■ **TASK TO CARRY OUT**
Output all entries verbatim. Skip pictures.

■ **EXERCISE DATA**

=======

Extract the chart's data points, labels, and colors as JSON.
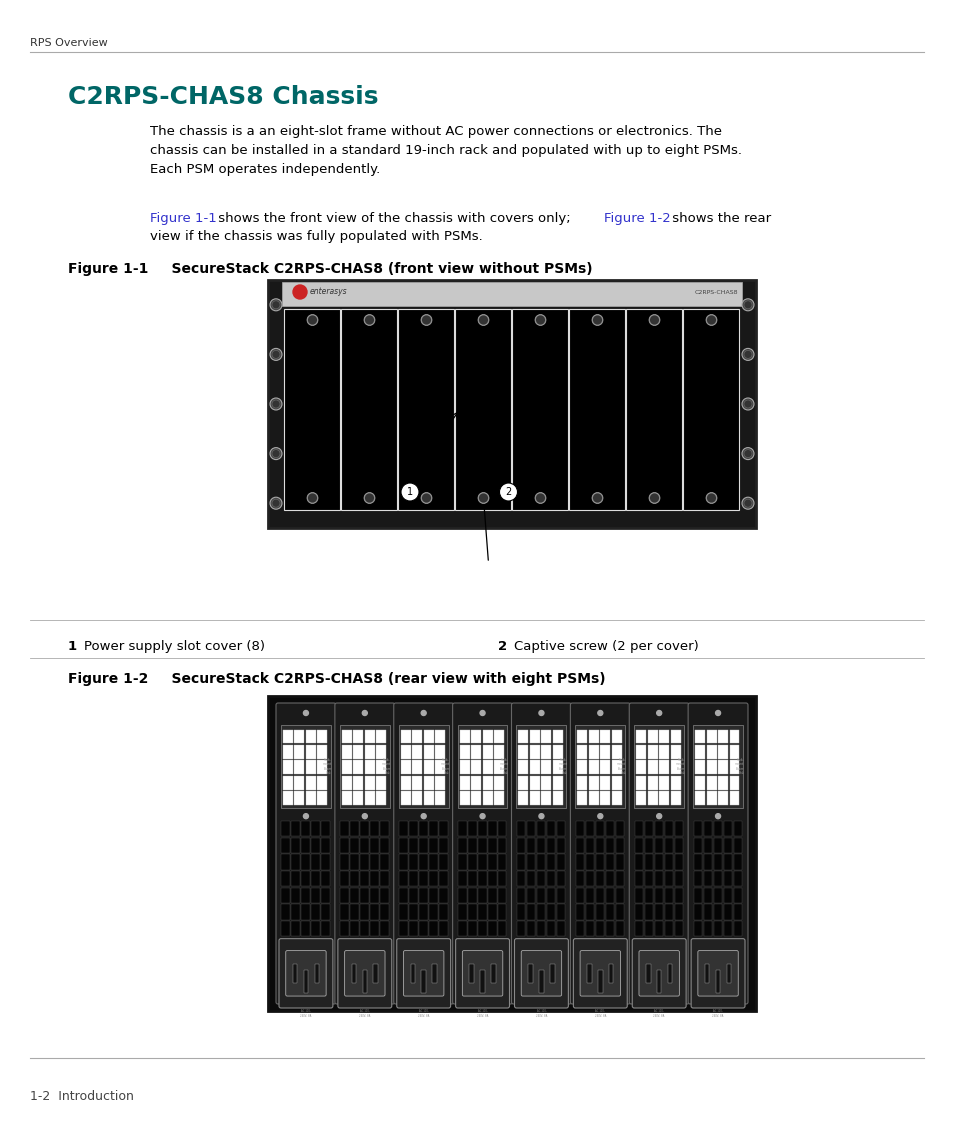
{
  "page_bg": "#ffffff",
  "top_label": "RPS Overview",
  "title": "C2RPS-CHAS8 Chassis",
  "title_color": "#006666",
  "body_text1": "The chassis is a an eight-slot frame without AC power connections or electronics. The\nchassis can be installed in a standard 19-inch rack and populated with up to eight PSMs.\nEach PSM operates independently.",
  "link_color": "#3333cc",
  "fig1_label_bold": "Figure 1-1",
  "fig1_label_rest": "    SecureStack C2RPS-CHAS8 (front view without PSMs)",
  "fig2_label_bold": "Figure 1-2",
  "fig2_label_rest": "    SecureStack C2RPS-CHAS8 (rear view with eight PSMs)",
  "callout1_num": "1",
  "callout1_text": "Power supply slot cover (8)",
  "callout2_num": "2",
  "callout2_text": "Captive screw (2 per cover)",
  "bottom_label": "1-2  Introduction",
  "top_line_color": "#999999",
  "fig1_ref": "Figure 1-1",
  "fig2_ref": "Figure 1-2",
  "fig1_ref2_pre": " shows the front view of the chassis with covers only; ",
  "fig1_ref2_post": " shows the rear\nview if the chassis was fully populated with PSMs."
}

=======

■ **RESPONSE**
Extract the chart's data points, labels, and colors as JSON.
{
  "page_bg": "#ffffff",
  "top_label": "RPS Overview",
  "title": "C2RPS-CHAS8 Chassis",
  "title_color": "#006666",
  "body_text1": "The chassis is a an eight-slot frame without AC power connections or electronics. The\nchassis can be installed in a standard 19-inch rack and populated with up to eight PSMs.\nEach PSM operates independently.",
  "link_color": "#3333cc",
  "fig1_label_bold": "Figure 1-1",
  "fig1_label_rest": "    SecureStack C2RPS-CHAS8 (front view without PSMs)",
  "fig2_label_bold": "Figure 1-2",
  "fig2_label_rest": "    SecureStack C2RPS-CHAS8 (rear view with eight PSMs)",
  "callout1_num": "1",
  "callout1_text": "Power supply slot cover (8)",
  "callout2_num": "2",
  "callout2_text": "Captive screw (2 per cover)",
  "bottom_label": "1-2  Introduction",
  "top_line_color": "#999999",
  "fig1_ref": "Figure 1-1",
  "fig2_ref": "Figure 1-2",
  "fig1_ref2_pre": " shows the front view of the chassis with covers only; ",
  "fig1_ref2_post": " shows the rear\nview if the chassis was fully populated with PSMs."
}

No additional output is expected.